**TASK BRIEF**
From the records below, pull each line that has "JSON".

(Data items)
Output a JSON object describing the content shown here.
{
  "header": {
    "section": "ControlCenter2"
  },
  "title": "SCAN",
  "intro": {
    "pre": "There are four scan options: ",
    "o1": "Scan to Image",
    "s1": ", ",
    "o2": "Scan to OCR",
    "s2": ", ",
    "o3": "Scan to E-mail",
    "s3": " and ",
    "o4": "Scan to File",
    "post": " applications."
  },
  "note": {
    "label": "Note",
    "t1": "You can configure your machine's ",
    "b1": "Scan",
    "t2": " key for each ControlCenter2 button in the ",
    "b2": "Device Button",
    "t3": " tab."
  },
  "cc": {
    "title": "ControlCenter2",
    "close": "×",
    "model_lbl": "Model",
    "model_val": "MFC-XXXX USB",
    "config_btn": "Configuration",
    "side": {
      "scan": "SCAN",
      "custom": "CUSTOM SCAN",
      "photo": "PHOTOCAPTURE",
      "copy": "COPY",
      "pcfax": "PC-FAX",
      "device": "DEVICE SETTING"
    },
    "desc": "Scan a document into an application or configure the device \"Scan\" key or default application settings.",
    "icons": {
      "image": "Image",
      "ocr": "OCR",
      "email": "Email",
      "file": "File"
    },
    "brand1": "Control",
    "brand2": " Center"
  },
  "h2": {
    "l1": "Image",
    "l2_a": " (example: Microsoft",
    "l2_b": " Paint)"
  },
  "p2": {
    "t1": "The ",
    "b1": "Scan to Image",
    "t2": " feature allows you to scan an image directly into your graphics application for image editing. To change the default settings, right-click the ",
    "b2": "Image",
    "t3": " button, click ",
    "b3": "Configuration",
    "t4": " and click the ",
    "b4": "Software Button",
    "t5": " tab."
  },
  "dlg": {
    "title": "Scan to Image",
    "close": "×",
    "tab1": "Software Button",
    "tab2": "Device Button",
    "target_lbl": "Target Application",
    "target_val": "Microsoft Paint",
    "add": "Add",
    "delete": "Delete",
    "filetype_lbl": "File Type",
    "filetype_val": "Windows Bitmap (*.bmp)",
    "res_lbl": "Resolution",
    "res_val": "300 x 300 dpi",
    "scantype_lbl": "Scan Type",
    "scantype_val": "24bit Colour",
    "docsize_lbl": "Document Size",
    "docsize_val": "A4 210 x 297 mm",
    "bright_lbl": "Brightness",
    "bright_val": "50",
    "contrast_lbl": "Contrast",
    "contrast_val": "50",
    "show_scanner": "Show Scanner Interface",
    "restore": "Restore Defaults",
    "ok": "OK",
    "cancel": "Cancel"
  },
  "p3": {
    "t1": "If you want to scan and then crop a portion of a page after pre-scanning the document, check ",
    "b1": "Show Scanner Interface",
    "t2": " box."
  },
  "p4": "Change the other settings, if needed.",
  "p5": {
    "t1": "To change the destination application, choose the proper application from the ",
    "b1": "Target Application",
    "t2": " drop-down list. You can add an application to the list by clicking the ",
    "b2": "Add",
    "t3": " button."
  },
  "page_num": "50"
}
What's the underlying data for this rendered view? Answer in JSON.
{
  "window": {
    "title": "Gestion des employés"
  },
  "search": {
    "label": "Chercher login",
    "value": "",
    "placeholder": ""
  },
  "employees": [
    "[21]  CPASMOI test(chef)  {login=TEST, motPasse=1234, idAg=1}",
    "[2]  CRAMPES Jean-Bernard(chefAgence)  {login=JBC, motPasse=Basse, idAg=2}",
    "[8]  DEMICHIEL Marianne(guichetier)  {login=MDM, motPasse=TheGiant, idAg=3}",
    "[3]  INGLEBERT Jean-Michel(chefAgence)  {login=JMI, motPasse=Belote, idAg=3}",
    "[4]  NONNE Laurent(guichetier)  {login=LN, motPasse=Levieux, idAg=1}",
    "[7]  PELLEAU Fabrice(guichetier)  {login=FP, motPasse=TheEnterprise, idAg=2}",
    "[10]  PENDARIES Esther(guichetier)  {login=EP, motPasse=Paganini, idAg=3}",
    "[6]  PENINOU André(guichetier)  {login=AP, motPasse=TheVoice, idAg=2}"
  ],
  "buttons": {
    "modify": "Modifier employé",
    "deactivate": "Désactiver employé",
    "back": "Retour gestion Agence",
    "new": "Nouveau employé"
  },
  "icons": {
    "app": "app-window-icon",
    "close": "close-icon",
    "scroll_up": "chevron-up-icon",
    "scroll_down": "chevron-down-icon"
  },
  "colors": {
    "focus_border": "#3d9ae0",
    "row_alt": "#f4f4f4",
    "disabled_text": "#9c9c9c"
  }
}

**FINISHED TASK**
Output a JSON object describing the content shown here.
What's the underlying data for this rendered view? Answer in JSON.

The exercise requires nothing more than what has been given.